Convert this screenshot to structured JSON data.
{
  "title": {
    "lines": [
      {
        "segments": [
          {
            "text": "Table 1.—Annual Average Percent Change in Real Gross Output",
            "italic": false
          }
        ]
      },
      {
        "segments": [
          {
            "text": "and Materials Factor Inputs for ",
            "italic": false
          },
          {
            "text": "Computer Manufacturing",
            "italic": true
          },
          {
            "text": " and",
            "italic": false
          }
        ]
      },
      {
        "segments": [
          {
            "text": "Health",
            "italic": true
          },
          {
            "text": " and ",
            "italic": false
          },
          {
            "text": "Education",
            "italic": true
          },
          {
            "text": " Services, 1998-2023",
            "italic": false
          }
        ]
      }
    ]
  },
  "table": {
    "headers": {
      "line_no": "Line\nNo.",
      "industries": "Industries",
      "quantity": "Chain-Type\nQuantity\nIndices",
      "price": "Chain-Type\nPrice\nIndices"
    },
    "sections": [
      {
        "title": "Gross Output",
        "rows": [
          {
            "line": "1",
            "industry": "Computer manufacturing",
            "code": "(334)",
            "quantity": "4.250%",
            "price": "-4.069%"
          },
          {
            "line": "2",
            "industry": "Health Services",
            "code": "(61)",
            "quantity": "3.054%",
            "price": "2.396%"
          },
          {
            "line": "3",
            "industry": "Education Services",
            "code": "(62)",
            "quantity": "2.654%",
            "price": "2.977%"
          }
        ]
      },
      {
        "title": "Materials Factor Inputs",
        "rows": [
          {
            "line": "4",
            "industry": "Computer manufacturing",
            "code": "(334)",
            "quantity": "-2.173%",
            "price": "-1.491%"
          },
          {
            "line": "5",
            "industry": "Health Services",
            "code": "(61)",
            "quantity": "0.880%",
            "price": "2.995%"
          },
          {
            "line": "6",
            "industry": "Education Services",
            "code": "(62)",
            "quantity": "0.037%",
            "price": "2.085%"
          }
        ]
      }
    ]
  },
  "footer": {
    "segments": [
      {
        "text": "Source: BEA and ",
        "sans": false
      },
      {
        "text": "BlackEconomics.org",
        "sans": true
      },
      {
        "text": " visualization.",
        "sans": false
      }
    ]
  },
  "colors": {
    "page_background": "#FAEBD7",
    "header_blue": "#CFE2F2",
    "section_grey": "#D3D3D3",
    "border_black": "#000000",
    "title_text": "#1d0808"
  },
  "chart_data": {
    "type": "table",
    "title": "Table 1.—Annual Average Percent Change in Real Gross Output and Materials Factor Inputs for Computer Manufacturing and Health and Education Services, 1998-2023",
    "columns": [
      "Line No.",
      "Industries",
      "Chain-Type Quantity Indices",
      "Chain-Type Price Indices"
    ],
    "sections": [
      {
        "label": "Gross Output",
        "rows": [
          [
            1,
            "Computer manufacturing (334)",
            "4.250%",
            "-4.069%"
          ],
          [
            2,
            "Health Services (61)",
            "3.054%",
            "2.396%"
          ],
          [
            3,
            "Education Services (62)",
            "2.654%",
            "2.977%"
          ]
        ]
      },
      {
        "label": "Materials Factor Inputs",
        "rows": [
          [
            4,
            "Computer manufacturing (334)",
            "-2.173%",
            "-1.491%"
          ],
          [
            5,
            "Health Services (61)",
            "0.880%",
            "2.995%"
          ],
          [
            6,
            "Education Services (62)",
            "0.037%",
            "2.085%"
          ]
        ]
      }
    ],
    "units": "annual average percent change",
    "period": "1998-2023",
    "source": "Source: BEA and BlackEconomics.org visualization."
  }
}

——

Stated goal = Output all of the data again, exactly.

Result =
Convert this screenshot to structured JSON data.
{
  "title": {
    "lines": [
      {
        "segments": [
          {
            "text": "Table 1.—Annual Average Percent Change in Real Gross Output",
            "italic": false
          }
        ]
      },
      {
        "segments": [
          {
            "text": "and Materials Factor Inputs for ",
            "italic": false
          },
          {
            "text": "Computer Manufacturing",
            "italic": true
          },
          {
            "text": " and",
            "italic": false
          }
        ]
      },
      {
        "segments": [
          {
            "text": "Health",
            "italic": true
          },
          {
            "text": " and ",
            "italic": false
          },
          {
            "text": "Education",
            "italic": true
          },
          {
            "text": " Services, 1998-2023",
            "italic": false
          }
        ]
      }
    ]
  },
  "table": {
    "headers": {
      "line_no": "Line\nNo.",
      "industries": "Industries",
      "quantity": "Chain-Type\nQuantity\nIndices",
      "price": "Chain-Type\nPrice\nIndices"
    },
    "sections": [
      {
        "title": "Gross Output",
        "rows": [
          {
            "line": "1",
            "industry": "Computer manufacturing",
            "code": "(334)",
            "quantity": "4.250%",
            "price": "-4.069%"
          },
          {
            "line": "2",
            "industry": "Health Services",
            "code": "(61)",
            "quantity": "3.054%",
            "price": "2.396%"
          },
          {
            "line": "3",
            "industry": "Education Services",
            "code": "(62)",
            "quantity": "2.654%",
            "price": "2.977%"
          }
        ]
      },
      {
        "title": "Materials Factor Inputs",
        "rows": [
          {
            "line": "4",
            "industry": "Computer manufacturing",
            "code": "(334)",
            "quantity": "-2.173%",
            "price": "-1.491%"
          },
          {
            "line": "5",
            "industry": "Health Services",
            "code": "(61)",
            "quantity": "0.880%",
            "price": "2.995%"
          },
          {
            "line": "6",
            "industry": "Education Services",
            "code": "(62)",
            "quantity": "0.037%",
            "price": "2.085%"
          }
        ]
      }
    ]
  },
  "footer": {
    "segments": [
      {
        "text": "Source: BEA and ",
        "sans": false
      },
      {
        "text": "BlackEconomics.org",
        "sans": true
      },
      {
        "text": " visualization.",
        "sans": false
      }
    ]
  },
  "colors": {
    "page_background": "#FAEBD7",
    "header_blue": "#CFE2F2",
    "section_grey": "#D3D3D3",
    "border_black": "#000000",
    "title_text": "#1d0808"
  },
  "chart_data": {
    "type": "table",
    "title": "Table 1.—Annual Average Percent Change in Real Gross Output and Materials Factor Inputs for Computer Manufacturing and Health and Education Services, 1998-2023",
    "columns": [
      "Line No.",
      "Industries",
      "Chain-Type Quantity Indices",
      "Chain-Type Price Indices"
    ],
    "sections": [
      {
        "label": "Gross Output",
        "rows": [
          [
            1,
            "Computer manufacturing (334)",
            "4.250%",
            "-4.069%"
          ],
          [
            2,
            "Health Services (61)",
            "3.054%",
            "2.396%"
          ],
          [
            3,
            "Education Services (62)",
            "2.654%",
            "2.977%"
          ]
        ]
      },
      {
        "label": "Materials Factor Inputs",
        "rows": [
          [
            4,
            "Computer manufacturing (334)",
            "-2.173%",
            "-1.491%"
          ],
          [
            5,
            "Health Services (61)",
            "0.880%",
            "2.995%"
          ],
          [
            6,
            "Education Services (62)",
            "0.037%",
            "2.085%"
          ]
        ]
      }
    ],
    "units": "annual average percent change",
    "period": "1998-2023",
    "source": "Source: BEA and BlackEconomics.org visualization."
  }
}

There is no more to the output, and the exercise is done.